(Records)
>> start

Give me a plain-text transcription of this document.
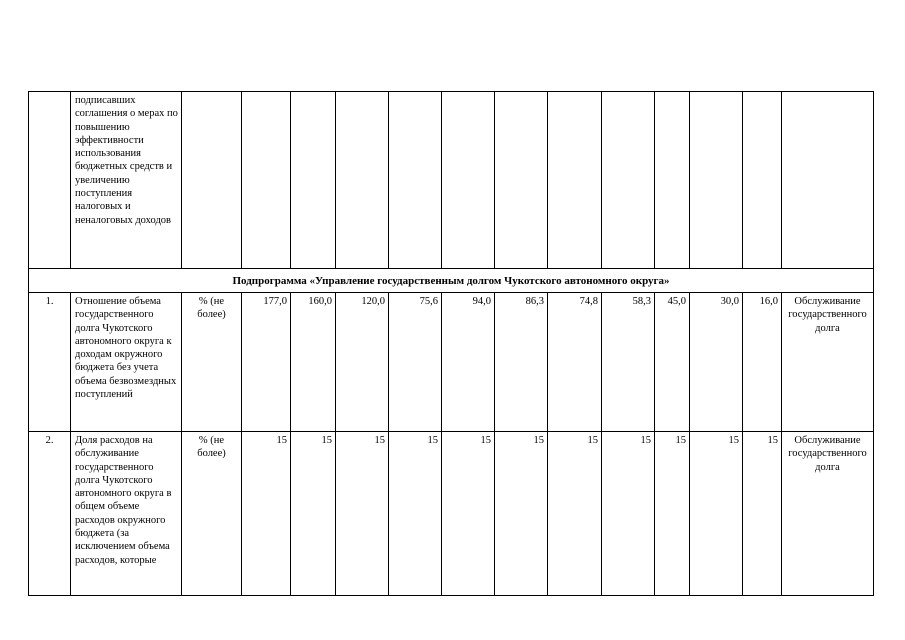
	подписавших соглашения о мерах по повышению эффективности использования бюджетных средств и увеличению поступления налоговых и неналоговых доходов													
Подпрограмма «Управление государственным долгом Чукотского автономного округа»														
1.	Отношение объема государственного долга Чукотского автономного округа к доходам окружного бюджета без учета объема безвозмездных поступлений	% (не более)	177,0	160,0	120,0	75,6	94,0	86,3	74,8	58,3	45,0	30,0	16,0	Обслуживание государственного долга
2.	Доля расходов на обслуживание государственного долга Чукотского автономного округа в общем объеме расходов окружного бюджета (за исключением объема расходов, которые	% (не более)	15	15	15	15	15	15	15	15	15	15	15	Обслуживание государственного долга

>> end

What to work on -> Go through the listing above and report how many of its lines contain the word "более", with only the number as output.

Response for this exercise -> 2